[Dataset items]
==========

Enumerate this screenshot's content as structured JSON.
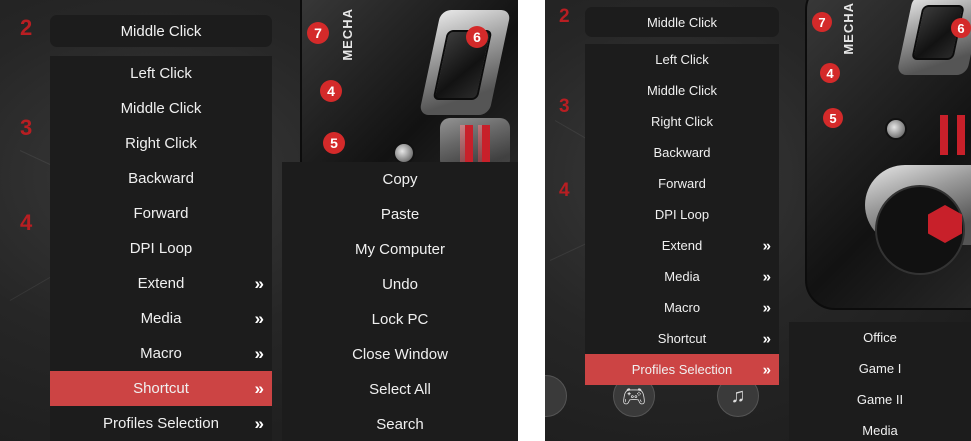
{
  "left": {
    "top_button": "Middle Click",
    "section_numbers": [
      "2",
      "3",
      "4"
    ],
    "badges": [
      "7",
      "4",
      "5",
      "6"
    ],
    "brand": "MECHA",
    "menu_items": [
      {
        "label": "Left Click"
      },
      {
        "label": "Middle Click"
      },
      {
        "label": "Right Click"
      },
      {
        "label": "Backward"
      },
      {
        "label": "Forward"
      },
      {
        "label": "DPI Loop"
      },
      {
        "label": "Extend",
        "arrow": "»"
      },
      {
        "label": "Media",
        "arrow": "»"
      },
      {
        "label": "Macro",
        "arrow": "»"
      },
      {
        "label": "Shortcut",
        "arrow": "»",
        "active": true
      },
      {
        "label": "Profiles Selection",
        "arrow": "»"
      }
    ],
    "submenu_items": [
      "Copy",
      "Paste",
      "My Computer",
      "Undo",
      "Lock PC",
      "Close Window",
      "Select All",
      "Search"
    ]
  },
  "right": {
    "top_button": "Middle Click",
    "section_numbers": [
      "2",
      "3",
      "4"
    ],
    "badges": [
      "7",
      "4",
      "5",
      "6"
    ],
    "brand": "MECHA",
    "menu_items": [
      {
        "label": "Left Click"
      },
      {
        "label": "Middle Click"
      },
      {
        "label": "Right Click"
      },
      {
        "label": "Backward"
      },
      {
        "label": "Forward"
      },
      {
        "label": "DPI Loop"
      },
      {
        "label": "Extend",
        "arrow": "»"
      },
      {
        "label": "Media",
        "arrow": "»"
      },
      {
        "label": "Macro",
        "arrow": "»"
      },
      {
        "label": "Shortcut",
        "arrow": "»"
      },
      {
        "label": "Profiles Selection",
        "arrow": "»",
        "active": true
      }
    ],
    "submenu_items": [
      "Office",
      "Game I",
      "Game II",
      "Media"
    ]
  },
  "colors": {
    "menu_bg": "#1c1c1c",
    "active_bg": "#cc4444",
    "badge_red": "#d42a2a",
    "number_red": "#b81e22"
  },
  "icons": [
    "gamepad-icon",
    "music-icon"
  ]
}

==========

[DO THIS] Skipping the pictures, transcribe each line above exactly as it appears.

[RESPONSE TO THIS TASK]
Enumerate this screenshot's content as structured JSON.
{
  "left": {
    "top_button": "Middle Click",
    "section_numbers": [
      "2",
      "3",
      "4"
    ],
    "badges": [
      "7",
      "4",
      "5",
      "6"
    ],
    "brand": "MECHA",
    "menu_items": [
      {
        "label": "Left Click"
      },
      {
        "label": "Middle Click"
      },
      {
        "label": "Right Click"
      },
      {
        "label": "Backward"
      },
      {
        "label": "Forward"
      },
      {
        "label": "DPI Loop"
      },
      {
        "label": "Extend",
        "arrow": "»"
      },
      {
        "label": "Media",
        "arrow": "»"
      },
      {
        "label": "Macro",
        "arrow": "»"
      },
      {
        "label": "Shortcut",
        "arrow": "»",
        "active": true
      },
      {
        "label": "Profiles Selection",
        "arrow": "»"
      }
    ],
    "submenu_items": [
      "Copy",
      "Paste",
      "My Computer",
      "Undo",
      "Lock PC",
      "Close Window",
      "Select All",
      "Search"
    ]
  },
  "right": {
    "top_button": "Middle Click",
    "section_numbers": [
      "2",
      "3",
      "4"
    ],
    "badges": [
      "7",
      "4",
      "5",
      "6"
    ],
    "brand": "MECHA",
    "menu_items": [
      {
        "label": "Left Click"
      },
      {
        "label": "Middle Click"
      },
      {
        "label": "Right Click"
      },
      {
        "label": "Backward"
      },
      {
        "label": "Forward"
      },
      {
        "label": "DPI Loop"
      },
      {
        "label": "Extend",
        "arrow": "»"
      },
      {
        "label": "Media",
        "arrow": "»"
      },
      {
        "label": "Macro",
        "arrow": "»"
      },
      {
        "label": "Shortcut",
        "arrow": "»"
      },
      {
        "label": "Profiles Selection",
        "arrow": "»",
        "active": true
      }
    ],
    "submenu_items": [
      "Office",
      "Game I",
      "Game II",
      "Media"
    ]
  },
  "colors": {
    "menu_bg": "#1c1c1c",
    "active_bg": "#cc4444",
    "badge_red": "#d42a2a",
    "number_red": "#b81e22"
  },
  "icons": [
    "gamepad-icon",
    "music-icon"
  ]
}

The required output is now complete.